## Given request
Pick out every line in the data below that holds "Tons".

---- Data to process

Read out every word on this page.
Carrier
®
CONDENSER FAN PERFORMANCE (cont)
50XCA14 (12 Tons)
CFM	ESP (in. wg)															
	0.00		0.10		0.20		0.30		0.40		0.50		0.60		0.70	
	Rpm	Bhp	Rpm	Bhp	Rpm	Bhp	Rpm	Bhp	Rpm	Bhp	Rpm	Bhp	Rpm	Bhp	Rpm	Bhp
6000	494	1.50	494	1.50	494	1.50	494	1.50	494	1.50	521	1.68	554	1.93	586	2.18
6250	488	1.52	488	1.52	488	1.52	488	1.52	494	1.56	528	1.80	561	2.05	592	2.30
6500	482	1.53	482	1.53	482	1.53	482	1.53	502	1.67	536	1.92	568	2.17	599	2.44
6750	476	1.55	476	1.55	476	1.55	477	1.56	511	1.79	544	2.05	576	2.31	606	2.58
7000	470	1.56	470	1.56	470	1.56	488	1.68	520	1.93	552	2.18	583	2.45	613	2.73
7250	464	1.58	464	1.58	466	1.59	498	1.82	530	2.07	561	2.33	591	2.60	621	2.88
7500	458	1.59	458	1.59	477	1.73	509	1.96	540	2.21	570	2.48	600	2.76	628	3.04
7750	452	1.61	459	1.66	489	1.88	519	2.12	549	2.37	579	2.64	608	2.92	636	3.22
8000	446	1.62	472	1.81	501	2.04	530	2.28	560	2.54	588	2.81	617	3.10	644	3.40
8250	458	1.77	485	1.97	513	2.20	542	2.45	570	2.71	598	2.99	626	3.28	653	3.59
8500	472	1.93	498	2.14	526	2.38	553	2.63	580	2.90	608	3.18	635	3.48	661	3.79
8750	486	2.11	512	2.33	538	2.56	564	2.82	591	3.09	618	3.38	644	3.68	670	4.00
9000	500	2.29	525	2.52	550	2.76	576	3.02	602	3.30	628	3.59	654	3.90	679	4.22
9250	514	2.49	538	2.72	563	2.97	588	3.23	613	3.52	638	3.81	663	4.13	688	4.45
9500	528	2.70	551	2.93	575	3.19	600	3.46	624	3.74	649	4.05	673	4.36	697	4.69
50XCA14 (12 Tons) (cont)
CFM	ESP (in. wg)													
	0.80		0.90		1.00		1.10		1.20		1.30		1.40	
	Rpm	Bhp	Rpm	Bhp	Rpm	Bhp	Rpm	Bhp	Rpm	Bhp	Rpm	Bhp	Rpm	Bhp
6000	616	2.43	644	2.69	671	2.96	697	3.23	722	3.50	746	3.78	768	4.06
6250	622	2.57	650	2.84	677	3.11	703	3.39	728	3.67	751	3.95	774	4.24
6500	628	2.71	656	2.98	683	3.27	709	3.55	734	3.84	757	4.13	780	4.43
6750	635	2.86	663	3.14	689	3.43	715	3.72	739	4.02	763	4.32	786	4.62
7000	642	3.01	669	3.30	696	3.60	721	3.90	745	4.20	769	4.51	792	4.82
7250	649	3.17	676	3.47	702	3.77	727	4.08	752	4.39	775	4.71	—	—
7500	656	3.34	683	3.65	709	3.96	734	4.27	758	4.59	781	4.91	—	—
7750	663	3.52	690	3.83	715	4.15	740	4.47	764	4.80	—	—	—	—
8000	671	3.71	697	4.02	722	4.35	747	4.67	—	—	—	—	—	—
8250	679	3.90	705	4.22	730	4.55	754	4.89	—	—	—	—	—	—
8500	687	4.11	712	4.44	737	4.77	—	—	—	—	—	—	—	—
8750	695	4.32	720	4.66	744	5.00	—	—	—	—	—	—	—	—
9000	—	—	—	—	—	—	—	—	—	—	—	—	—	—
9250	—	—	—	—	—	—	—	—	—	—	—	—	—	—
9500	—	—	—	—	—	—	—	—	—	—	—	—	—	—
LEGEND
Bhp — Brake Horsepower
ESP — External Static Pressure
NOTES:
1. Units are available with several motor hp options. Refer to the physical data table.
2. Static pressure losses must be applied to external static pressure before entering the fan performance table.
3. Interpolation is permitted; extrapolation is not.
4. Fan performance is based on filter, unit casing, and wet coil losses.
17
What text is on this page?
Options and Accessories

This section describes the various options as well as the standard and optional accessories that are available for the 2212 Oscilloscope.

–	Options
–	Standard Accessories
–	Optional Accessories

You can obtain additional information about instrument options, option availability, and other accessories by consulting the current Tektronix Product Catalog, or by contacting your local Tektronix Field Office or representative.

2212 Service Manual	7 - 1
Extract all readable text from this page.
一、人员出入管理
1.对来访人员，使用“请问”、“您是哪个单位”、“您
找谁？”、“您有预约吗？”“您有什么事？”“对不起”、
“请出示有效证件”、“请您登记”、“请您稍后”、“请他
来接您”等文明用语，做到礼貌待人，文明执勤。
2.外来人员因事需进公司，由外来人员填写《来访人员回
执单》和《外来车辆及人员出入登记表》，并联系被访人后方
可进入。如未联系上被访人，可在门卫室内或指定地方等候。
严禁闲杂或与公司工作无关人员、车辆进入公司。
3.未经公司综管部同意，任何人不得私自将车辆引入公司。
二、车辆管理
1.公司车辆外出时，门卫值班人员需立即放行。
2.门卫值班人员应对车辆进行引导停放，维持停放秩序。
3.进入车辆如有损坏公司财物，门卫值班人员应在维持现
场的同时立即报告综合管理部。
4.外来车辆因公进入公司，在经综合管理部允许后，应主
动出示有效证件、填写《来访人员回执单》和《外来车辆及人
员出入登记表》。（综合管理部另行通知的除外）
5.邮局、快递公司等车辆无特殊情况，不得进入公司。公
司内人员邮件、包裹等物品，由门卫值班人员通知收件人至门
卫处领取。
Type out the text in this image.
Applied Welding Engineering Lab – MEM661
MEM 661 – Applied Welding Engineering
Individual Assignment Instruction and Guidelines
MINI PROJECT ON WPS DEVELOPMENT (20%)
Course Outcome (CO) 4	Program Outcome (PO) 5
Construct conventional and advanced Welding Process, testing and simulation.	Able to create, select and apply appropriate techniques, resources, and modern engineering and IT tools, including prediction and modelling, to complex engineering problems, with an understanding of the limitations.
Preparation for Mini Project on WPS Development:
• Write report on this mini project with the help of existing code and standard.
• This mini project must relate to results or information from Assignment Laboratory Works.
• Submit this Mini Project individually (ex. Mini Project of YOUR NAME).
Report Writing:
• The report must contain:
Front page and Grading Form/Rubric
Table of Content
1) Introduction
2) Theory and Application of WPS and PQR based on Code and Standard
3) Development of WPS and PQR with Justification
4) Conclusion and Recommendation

--------

## Response to the task
50XCA14 (12 Tons)
50XCA14 (12 Tons) (cont)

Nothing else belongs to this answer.